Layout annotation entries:
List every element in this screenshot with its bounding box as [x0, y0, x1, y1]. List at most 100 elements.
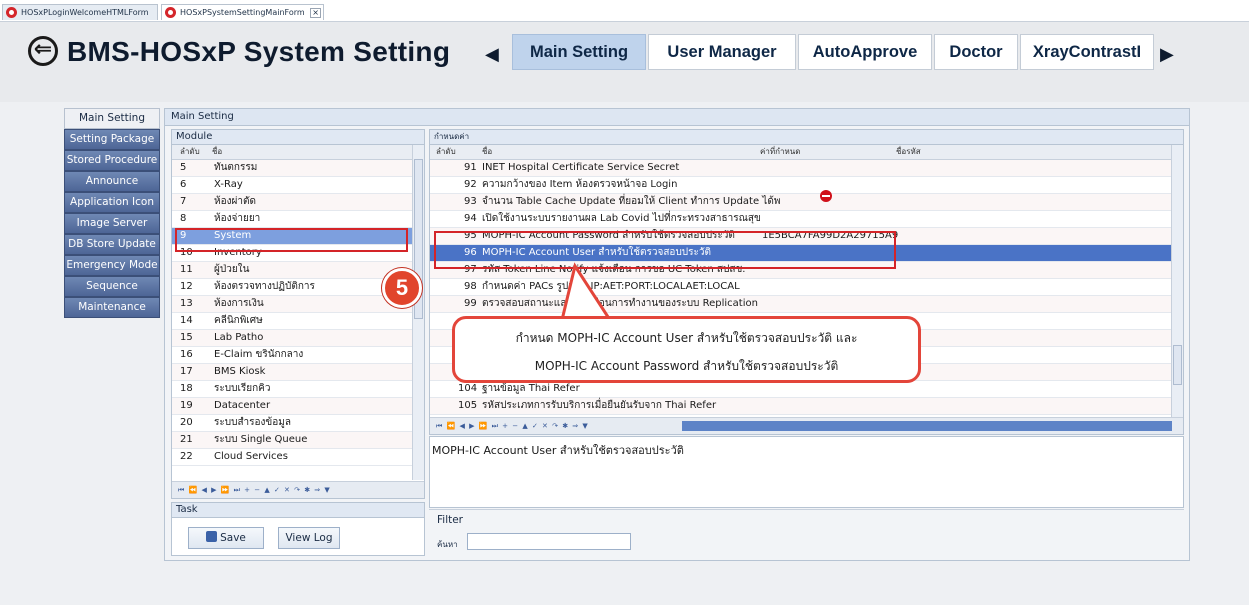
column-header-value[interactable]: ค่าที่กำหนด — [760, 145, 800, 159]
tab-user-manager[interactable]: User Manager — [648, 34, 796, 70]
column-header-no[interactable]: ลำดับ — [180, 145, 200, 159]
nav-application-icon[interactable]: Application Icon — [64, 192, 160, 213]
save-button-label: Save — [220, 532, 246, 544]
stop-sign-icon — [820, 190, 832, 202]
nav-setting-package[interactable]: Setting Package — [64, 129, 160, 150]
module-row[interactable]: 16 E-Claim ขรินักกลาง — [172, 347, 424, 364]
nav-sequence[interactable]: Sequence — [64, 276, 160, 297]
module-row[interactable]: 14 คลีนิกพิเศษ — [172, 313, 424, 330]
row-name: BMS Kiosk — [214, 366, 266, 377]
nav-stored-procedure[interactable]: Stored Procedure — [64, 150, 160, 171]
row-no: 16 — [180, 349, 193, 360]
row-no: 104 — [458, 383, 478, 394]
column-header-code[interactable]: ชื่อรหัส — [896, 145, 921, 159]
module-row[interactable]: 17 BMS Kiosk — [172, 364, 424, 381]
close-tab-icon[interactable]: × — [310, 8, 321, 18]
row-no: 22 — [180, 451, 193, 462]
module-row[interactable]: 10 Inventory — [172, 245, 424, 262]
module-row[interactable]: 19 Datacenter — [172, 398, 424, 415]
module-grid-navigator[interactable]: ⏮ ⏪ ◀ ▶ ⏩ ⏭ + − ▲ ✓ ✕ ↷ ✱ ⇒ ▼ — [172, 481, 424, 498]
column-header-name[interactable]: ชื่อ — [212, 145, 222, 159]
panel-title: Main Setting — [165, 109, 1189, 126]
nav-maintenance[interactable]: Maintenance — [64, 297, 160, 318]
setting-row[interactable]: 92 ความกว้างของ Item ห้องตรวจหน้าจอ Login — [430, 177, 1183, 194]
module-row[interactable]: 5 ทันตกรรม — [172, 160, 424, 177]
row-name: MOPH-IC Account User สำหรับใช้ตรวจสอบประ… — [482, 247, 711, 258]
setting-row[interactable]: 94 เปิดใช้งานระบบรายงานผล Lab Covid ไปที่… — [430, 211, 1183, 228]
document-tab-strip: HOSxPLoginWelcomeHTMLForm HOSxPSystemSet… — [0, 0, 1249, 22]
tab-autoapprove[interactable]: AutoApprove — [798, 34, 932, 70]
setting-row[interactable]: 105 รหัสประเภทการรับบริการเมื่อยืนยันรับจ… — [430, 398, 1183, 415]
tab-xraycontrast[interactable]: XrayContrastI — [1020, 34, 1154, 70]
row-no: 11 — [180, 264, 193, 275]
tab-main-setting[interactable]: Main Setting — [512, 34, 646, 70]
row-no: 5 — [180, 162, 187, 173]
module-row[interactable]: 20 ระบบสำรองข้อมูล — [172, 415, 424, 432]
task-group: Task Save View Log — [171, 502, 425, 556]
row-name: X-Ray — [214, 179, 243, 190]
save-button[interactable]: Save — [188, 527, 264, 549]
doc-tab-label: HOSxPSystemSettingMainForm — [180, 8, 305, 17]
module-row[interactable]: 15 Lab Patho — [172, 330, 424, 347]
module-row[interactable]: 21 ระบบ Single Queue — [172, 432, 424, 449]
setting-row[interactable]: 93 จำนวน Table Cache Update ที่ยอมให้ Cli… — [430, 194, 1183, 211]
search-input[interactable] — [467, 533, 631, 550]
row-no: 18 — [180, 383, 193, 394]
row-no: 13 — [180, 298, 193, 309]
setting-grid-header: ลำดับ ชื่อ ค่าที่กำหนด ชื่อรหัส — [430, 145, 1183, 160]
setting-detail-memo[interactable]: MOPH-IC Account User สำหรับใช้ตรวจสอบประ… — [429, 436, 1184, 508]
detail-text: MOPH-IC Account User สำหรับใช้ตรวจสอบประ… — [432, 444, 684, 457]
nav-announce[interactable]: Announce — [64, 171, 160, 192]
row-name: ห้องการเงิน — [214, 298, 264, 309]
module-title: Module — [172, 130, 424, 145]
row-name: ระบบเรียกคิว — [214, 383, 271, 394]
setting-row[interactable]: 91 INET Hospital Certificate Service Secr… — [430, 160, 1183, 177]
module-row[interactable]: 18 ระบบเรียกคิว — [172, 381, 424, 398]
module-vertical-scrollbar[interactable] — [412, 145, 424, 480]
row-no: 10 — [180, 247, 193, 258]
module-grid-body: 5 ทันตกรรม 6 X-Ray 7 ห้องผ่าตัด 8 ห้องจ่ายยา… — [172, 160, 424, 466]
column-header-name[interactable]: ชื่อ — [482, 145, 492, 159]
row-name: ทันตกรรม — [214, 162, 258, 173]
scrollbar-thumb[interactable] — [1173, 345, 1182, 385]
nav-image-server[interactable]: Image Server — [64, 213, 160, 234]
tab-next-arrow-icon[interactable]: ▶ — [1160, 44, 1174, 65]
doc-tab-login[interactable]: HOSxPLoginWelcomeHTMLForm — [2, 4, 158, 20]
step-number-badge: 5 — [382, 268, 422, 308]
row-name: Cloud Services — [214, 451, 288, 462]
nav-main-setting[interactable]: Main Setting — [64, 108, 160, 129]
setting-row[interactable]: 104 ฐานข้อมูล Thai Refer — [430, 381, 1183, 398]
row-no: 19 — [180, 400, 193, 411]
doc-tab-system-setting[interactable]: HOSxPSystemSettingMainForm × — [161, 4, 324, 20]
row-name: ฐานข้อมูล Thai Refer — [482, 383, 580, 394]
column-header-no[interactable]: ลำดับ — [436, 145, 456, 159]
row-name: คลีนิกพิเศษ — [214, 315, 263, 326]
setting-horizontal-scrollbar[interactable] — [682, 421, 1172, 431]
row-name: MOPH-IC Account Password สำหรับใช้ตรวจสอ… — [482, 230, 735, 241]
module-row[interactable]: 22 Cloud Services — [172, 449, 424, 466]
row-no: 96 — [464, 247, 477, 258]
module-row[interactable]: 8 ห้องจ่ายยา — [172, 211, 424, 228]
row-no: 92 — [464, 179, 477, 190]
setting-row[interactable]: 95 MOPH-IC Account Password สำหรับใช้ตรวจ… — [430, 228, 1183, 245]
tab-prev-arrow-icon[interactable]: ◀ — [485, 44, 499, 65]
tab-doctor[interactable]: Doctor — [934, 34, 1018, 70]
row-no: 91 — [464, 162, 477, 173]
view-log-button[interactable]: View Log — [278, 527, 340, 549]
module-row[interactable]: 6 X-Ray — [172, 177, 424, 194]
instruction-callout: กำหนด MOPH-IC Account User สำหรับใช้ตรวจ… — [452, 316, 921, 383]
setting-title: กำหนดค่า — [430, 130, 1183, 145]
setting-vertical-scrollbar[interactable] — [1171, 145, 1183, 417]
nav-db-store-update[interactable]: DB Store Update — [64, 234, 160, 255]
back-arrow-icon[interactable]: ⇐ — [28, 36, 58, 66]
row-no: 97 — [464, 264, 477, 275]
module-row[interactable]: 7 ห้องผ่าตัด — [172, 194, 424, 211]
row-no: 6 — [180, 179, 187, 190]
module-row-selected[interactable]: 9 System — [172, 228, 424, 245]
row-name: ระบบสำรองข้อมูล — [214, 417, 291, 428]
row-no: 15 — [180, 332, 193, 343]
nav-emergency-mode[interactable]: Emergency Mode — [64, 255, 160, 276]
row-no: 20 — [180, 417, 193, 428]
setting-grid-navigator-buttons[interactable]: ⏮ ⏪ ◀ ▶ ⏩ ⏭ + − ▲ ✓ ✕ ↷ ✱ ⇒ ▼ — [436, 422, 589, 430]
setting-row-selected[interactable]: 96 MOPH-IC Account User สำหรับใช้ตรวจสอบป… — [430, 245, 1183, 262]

Task brief = Reproduce all of the entries above verbatim, omitting the pictures.

Completed exercise =
List every element in this screenshot with its bounding box as [x0, y0, x1, y1]. List at most 100 elements.
column-header-value[interactable]: ค่าที่กำหนด — [760, 145, 800, 159]
tab-user-manager[interactable]: User Manager — [648, 34, 796, 70]
column-header-no[interactable]: ลำดับ — [180, 145, 200, 159]
nav-application-icon[interactable]: Application Icon — [64, 192, 160, 213]
save-button-label: Save — [220, 532, 246, 544]
stop-sign-icon — [820, 190, 832, 202]
nav-setting-package[interactable]: Setting Package — [64, 129, 160, 150]
module-row[interactable]: 16 E-Claim ขรินักกลาง — [172, 347, 424, 364]
nav-sequence[interactable]: Sequence — [64, 276, 160, 297]
module-row[interactable]: 14 คลีนิกพิเศษ — [172, 313, 424, 330]
row-name: BMS Kiosk — [214, 366, 266, 377]
nav-stored-procedure[interactable]: Stored Procedure — [64, 150, 160, 171]
row-no: 16 — [180, 349, 193, 360]
row-no: 104 — [458, 383, 478, 394]
column-header-code[interactable]: ชื่อรหัส — [896, 145, 921, 159]
module-row[interactable]: 17 BMS Kiosk — [172, 364, 424, 381]
close-tab-icon[interactable]: × — [310, 8, 321, 18]
row-no: 22 — [180, 451, 193, 462]
module-row[interactable]: 10 Inventory — [172, 245, 424, 262]
module-row[interactable]: 19 Datacenter — [172, 398, 424, 415]
module-grid-navigator[interactable]: ⏮ ⏪ ◀ ▶ ⏩ ⏭ + − ▲ ✓ ✕ ↷ ✱ ⇒ ▼ — [172, 481, 424, 498]
column-header-name[interactable]: ชื่อ — [212, 145, 222, 159]
panel-title: Main Setting — [165, 109, 1189, 126]
nav-maintenance[interactable]: Maintenance — [64, 297, 160, 318]
setting-row[interactable]: 92 ความกว้างของ Item ห้องตรวจหน้าจอ Login — [430, 177, 1183, 194]
module-row[interactable]: 5 ทันตกรรม — [172, 160, 424, 177]
row-name: MOPH-IC Account User สำหรับใช้ตรวจสอบประ… — [482, 247, 711, 258]
setting-row[interactable]: 94 เปิดใช้งานระบบรายงานผล Lab Covid ไปที่… — [430, 211, 1183, 228]
document-tab-strip: HOSxPLoginWelcomeHTMLForm HOSxPSystemSet… — [0, 0, 1249, 22]
tab-autoapprove[interactable]: AutoApprove — [798, 34, 932, 70]
setting-row[interactable]: 105 รหัสประเภทการรับบริการเมื่อยืนยันรับจ… — [430, 398, 1183, 415]
tab-xraycontrast[interactable]: XrayContrastI — [1020, 34, 1154, 70]
row-no: 11 — [180, 264, 193, 275]
tab-main-setting[interactable]: Main Setting — [512, 34, 646, 70]
row-no: 5 — [180, 162, 187, 173]
module-row[interactable]: 20 ระบบสำรองข้อมูล — [172, 415, 424, 432]
task-group: Task Save View Log — [171, 502, 425, 556]
row-name: X-Ray — [214, 179, 243, 190]
save-button[interactable]: Save — [188, 527, 264, 549]
doc-tab-label: HOSxPSystemSettingMainForm — [180, 8, 305, 17]
module-row[interactable]: 15 Lab Patho — [172, 330, 424, 347]
module-row[interactable]: 21 ระบบ Single Queue — [172, 432, 424, 449]
setting-row[interactable]: 93 จำนวน Table Cache Update ที่ยอมให้ Cli… — [430, 194, 1183, 211]
search-input[interactable] — [467, 533, 631, 550]
row-no: 18 — [180, 383, 193, 394]
row-no: 13 — [180, 298, 193, 309]
setting-grid-header: ลำดับ ชื่อ ค่าที่กำหนด ชื่อรหัส — [430, 145, 1183, 160]
setting-detail-memo[interactable]: MOPH-IC Account User สำหรับใช้ตรวจสอบประ… — [429, 436, 1184, 508]
detail-text: MOPH-IC Account User สำหรับใช้ตรวจสอบประ… — [432, 444, 684, 457]
nav-announce[interactable]: Announce — [64, 171, 160, 192]
row-name: ห้องการเงิน — [214, 298, 264, 309]
module-title: Module — [172, 130, 424, 145]
row-name: ระบบเรียกคิว — [214, 383, 271, 394]
setting-row[interactable]: 91 INET Hospital Certificate Service Secr… — [430, 160, 1183, 177]
module-row[interactable]: 18 ระบบเรียกคิว — [172, 381, 424, 398]
module-vertical-scrollbar[interactable] — [412, 145, 424, 480]
row-no: 10 — [180, 247, 193, 258]
module-grid-body: 5 ทันตกรรม 6 X-Ray 7 ห้องผ่าตัด 8 ห้องจ่ายยา… — [172, 160, 424, 466]
column-header-name[interactable]: ชื่อ — [482, 145, 492, 159]
row-name: ทันตกรรม — [214, 162, 258, 173]
scrollbar-thumb[interactable] — [1173, 345, 1182, 385]
nav-image-server[interactable]: Image Server — [64, 213, 160, 234]
tab-next-arrow-icon[interactable]: ▶ — [1160, 44, 1174, 65]
doc-tab-login[interactable]: HOSxPLoginWelcomeHTMLForm — [2, 4, 158, 20]
step-number-badge: 5 — [382, 268, 422, 308]
row-name: Cloud Services — [214, 451, 288, 462]
nav-main-setting[interactable]: Main Setting — [64, 108, 160, 129]
setting-row[interactable]: 104 ฐานข้อมูล Thai Refer — [430, 381, 1183, 398]
row-no: 19 — [180, 400, 193, 411]
doc-tab-system-setting[interactable]: HOSxPSystemSettingMainForm × — [161, 4, 324, 20]
row-name: ฐานข้อมูล Thai Refer — [482, 383, 580, 394]
column-header-no[interactable]: ลำดับ — [436, 145, 456, 159]
row-name: คลีนิกพิเศษ — [214, 315, 263, 326]
setting-horizontal-scrollbar[interactable] — [682, 421, 1172, 431]
row-name: MOPH-IC Account Password สำหรับใช้ตรวจสอ… — [482, 230, 735, 241]
module-row[interactable]: 22 Cloud Services — [172, 449, 424, 466]
row-no: 96 — [464, 247, 477, 258]
module-row[interactable]: 8 ห้องจ่ายยา — [172, 211, 424, 228]
row-no: 92 — [464, 179, 477, 190]
setting-row[interactable]: 95 MOPH-IC Account Password สำหรับใช้ตรวจ… — [430, 228, 1183, 245]
tab-prev-arrow-icon[interactable]: ◀ — [485, 44, 499, 65]
tab-doctor[interactable]: Doctor — [934, 34, 1018, 70]
row-no: 91 — [464, 162, 477, 173]
view-log-button[interactable]: View Log — [278, 527, 340, 549]
module-row[interactable]: 6 X-Ray — [172, 177, 424, 194]
instruction-callout: กำหนด MOPH-IC Account User สำหรับใช้ตรวจ… — [452, 316, 921, 383]
setting-title: กำหนดค่า — [430, 130, 1183, 145]
setting-vertical-scrollbar[interactable] — [1171, 145, 1183, 417]
nav-db-store-update[interactable]: DB Store Update — [64, 234, 160, 255]
back-arrow-icon[interactable]: ⇐ — [28, 36, 58, 66]
row-no: 97 — [464, 264, 477, 275]
module-row[interactable]: 7 ห้องผ่าตัด — [172, 194, 424, 211]
row-no: 6 — [180, 179, 187, 190]
module-row-selected[interactable]: 9 System — [172, 228, 424, 245]
row-name: ระบบสำรองข้อมูล — [214, 417, 291, 428]
row-no: 15 — [180, 332, 193, 343]
nav-emergency-mode[interactable]: Emergency Mode — [64, 255, 160, 276]
row-no: 20 — [180, 417, 193, 428]
setting-grid-navigator-buttons[interactable]: ⏮ ⏪ ◀ ▶ ⏩ ⏭ + − ▲ ✓ ✕ ↷ ✱ ⇒ ▼ — [436, 422, 589, 430]
setting-row-selected[interactable]: 96 MOPH-IC Account User สำหรับใช้ตรวจสอบป… — [430, 245, 1183, 262]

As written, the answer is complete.